:: Problem requirements ::
Would you copy only the lines below, beginning with the one that contains "Read out every word on this page." and running through the last entry line?
** START **
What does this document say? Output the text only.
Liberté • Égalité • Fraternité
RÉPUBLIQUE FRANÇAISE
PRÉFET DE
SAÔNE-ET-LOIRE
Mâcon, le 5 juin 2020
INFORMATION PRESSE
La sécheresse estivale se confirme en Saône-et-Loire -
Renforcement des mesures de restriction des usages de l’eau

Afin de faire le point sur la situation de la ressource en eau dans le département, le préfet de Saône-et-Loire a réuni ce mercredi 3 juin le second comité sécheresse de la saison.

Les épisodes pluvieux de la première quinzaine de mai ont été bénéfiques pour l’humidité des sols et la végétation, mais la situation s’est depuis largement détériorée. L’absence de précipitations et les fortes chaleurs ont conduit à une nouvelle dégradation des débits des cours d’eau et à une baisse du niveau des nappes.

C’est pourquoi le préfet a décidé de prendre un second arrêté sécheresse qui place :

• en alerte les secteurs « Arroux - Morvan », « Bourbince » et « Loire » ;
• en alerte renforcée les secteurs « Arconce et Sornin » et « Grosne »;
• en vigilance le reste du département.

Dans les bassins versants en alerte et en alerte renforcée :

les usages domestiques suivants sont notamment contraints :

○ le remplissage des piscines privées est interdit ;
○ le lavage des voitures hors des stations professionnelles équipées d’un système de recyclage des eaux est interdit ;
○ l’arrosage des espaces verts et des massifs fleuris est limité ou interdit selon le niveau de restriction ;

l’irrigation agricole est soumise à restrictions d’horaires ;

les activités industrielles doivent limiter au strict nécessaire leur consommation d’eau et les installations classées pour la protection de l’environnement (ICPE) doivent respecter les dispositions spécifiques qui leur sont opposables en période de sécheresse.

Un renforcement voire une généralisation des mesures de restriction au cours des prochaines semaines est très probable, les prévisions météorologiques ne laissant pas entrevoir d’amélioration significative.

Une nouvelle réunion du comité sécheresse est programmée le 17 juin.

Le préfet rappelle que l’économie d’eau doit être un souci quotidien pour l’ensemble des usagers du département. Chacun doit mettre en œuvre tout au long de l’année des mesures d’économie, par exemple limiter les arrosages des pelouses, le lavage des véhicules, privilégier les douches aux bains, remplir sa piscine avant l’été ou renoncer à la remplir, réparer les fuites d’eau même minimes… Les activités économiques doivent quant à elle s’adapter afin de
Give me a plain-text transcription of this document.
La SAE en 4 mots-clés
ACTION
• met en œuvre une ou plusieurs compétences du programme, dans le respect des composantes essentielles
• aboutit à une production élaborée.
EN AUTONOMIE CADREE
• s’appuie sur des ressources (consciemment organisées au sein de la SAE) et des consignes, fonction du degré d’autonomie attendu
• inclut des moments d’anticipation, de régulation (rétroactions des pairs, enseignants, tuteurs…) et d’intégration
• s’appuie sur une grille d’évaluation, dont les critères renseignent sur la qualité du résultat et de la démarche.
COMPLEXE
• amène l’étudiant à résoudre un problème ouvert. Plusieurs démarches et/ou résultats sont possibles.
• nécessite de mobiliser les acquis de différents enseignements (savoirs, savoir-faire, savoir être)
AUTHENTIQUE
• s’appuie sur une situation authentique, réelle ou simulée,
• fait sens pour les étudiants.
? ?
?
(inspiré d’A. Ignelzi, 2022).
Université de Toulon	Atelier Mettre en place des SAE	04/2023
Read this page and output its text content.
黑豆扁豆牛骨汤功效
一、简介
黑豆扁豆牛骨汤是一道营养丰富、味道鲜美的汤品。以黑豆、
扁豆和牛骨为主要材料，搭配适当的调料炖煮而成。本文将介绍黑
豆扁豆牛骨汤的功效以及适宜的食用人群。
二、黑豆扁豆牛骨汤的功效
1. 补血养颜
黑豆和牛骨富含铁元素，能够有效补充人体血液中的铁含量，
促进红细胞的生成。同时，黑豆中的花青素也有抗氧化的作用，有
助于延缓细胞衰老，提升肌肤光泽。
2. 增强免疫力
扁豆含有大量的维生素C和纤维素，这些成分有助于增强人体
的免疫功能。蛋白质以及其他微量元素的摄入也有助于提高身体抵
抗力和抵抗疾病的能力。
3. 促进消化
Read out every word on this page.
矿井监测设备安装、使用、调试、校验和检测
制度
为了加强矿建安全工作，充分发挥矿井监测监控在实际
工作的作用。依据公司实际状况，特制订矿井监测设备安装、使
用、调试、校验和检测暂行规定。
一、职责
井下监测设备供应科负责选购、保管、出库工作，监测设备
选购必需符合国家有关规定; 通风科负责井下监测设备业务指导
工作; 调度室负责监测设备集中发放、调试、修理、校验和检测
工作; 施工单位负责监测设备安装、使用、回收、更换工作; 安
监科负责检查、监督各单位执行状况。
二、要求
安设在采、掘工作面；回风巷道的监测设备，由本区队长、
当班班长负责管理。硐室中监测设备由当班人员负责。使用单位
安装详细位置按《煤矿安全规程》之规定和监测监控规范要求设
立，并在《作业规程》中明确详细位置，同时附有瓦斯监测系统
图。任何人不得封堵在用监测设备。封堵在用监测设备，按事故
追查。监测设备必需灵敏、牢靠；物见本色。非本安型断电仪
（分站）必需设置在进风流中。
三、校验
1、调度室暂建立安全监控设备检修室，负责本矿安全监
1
** END **
:: Exercise output ::
Read out every word on this page.
矿井监测设备安装、使用、调试、校验和检测
制度
为了加强矿建安全工作，充分发挥矿井监测监控在实际
工作的作用。依据公司实际状况，特制订矿井监测设备安装、使
用、调试、校验和检测暂行规定。
一、职责
井下监测设备供应科负责选购、保管、出库工作，监测设备
选购必需符合国家有关规定; 通风科负责井下监测设备业务指导
工作; 调度室负责监测设备集中发放、调试、修理、校验和检测
工作; 施工单位负责监测设备安装、使用、回收、更换工作; 安
监科负责检查、监督各单位执行状况。
二、要求
安设在采、掘工作面；回风巷道的监测设备，由本区队长、
当班班长负责管理。硐室中监测设备由当班人员负责。使用单位
安装详细位置按《煤矿安全规程》之规定和监测监控规范要求设
立，并在《作业规程》中明确详细位置，同时附有瓦斯监测系统
图。任何人不得封堵在用监测设备。封堵在用监测设备，按事故
追查。监测设备必需灵敏、牢靠；物见本色。非本安型断电仪
（分站）必需设置在进风流中。
三、校验
1、调度室暂建立安全监控设备检修室，负责本矿安全监
1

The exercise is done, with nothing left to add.